(SHORT PROBLEM): Bring together all lines of the material below that contain the string "нормативных".

_ _ _ _

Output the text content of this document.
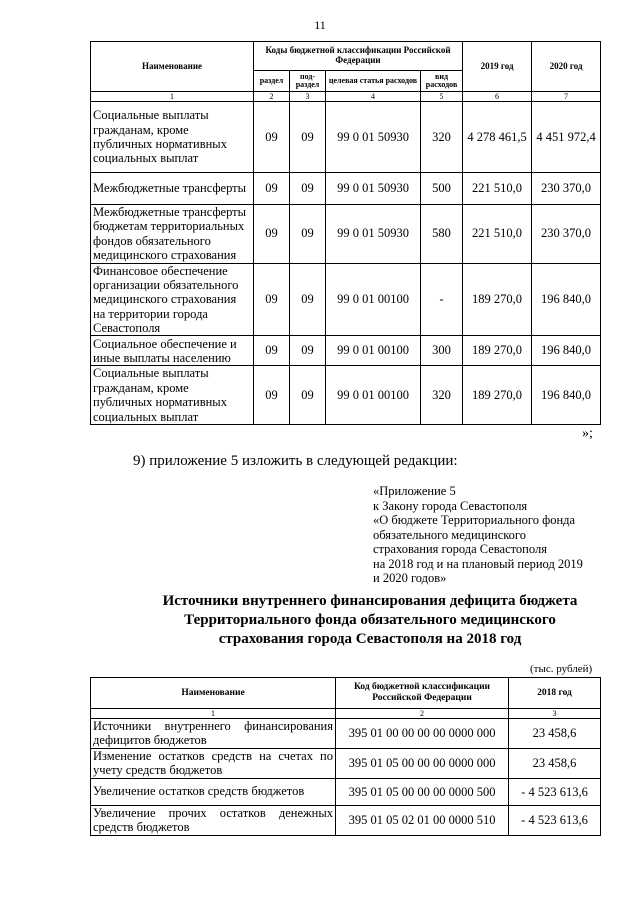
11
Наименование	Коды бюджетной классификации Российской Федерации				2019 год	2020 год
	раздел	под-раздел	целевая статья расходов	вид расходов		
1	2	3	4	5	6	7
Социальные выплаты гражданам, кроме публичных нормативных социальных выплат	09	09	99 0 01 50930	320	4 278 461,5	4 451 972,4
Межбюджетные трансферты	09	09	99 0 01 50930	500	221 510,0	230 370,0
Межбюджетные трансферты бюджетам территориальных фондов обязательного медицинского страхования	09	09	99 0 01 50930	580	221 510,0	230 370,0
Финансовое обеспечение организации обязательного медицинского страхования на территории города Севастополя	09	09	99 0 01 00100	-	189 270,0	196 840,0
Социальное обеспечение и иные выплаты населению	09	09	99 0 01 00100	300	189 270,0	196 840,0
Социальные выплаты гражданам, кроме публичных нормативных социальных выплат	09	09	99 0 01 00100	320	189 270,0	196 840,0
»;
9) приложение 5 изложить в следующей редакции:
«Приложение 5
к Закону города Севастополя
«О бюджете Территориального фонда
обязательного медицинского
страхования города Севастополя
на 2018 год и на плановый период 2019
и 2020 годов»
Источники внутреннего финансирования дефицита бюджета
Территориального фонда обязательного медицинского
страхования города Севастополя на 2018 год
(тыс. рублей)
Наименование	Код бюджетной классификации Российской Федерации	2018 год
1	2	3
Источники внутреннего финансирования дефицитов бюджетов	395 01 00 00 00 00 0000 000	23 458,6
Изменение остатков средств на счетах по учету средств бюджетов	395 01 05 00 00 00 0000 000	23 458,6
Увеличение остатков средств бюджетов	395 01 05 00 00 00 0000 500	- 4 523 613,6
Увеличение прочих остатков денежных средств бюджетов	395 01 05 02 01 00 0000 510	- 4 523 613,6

_ _ _ _

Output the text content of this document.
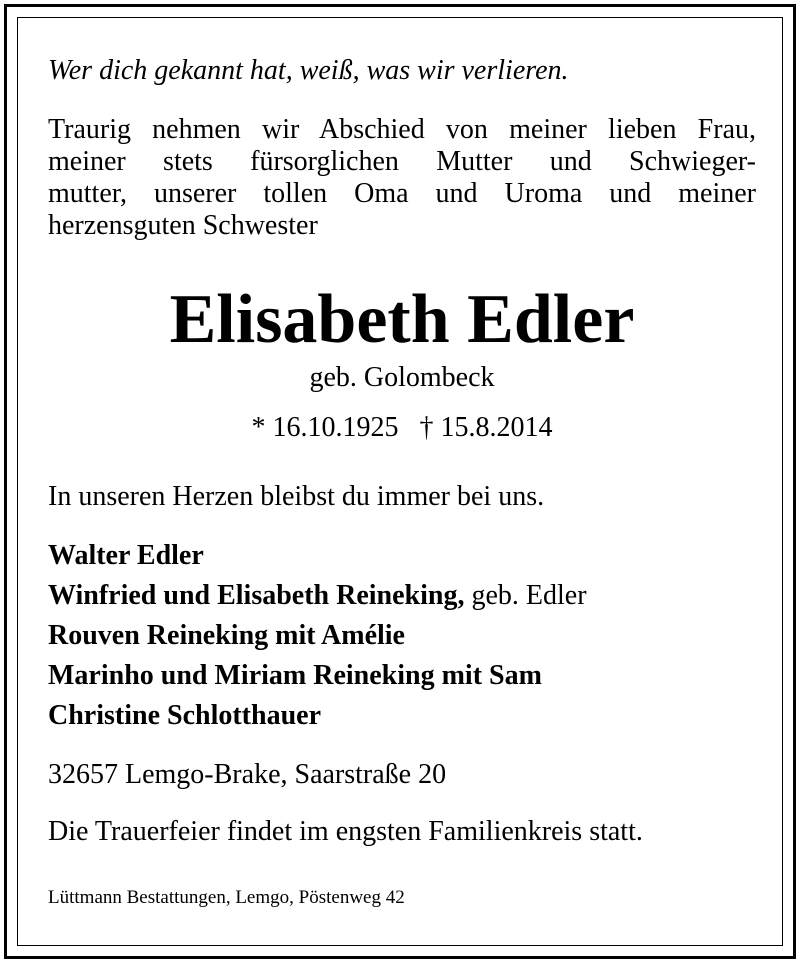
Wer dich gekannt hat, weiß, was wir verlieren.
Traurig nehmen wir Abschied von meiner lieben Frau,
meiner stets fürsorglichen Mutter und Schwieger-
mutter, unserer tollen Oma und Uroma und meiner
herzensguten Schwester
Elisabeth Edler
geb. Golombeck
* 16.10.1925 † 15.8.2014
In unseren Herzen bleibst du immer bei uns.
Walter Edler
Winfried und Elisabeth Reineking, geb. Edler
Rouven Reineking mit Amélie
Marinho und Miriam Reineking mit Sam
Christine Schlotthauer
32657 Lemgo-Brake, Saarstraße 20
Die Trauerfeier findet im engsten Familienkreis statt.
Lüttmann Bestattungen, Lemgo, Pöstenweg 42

_ _ _ _

(WORKED ANSWER):
Социальные выплаты гражданам, кроме публичных нормативных социальных выплат	09	09	99 0 01 50930	320	4 278 461,5	4 451 972,4
Социальные выплаты гражданам, кроме публичных нормативных социальных выплат	09	09	99 0 01 00100	320	189 270,0	196 840,0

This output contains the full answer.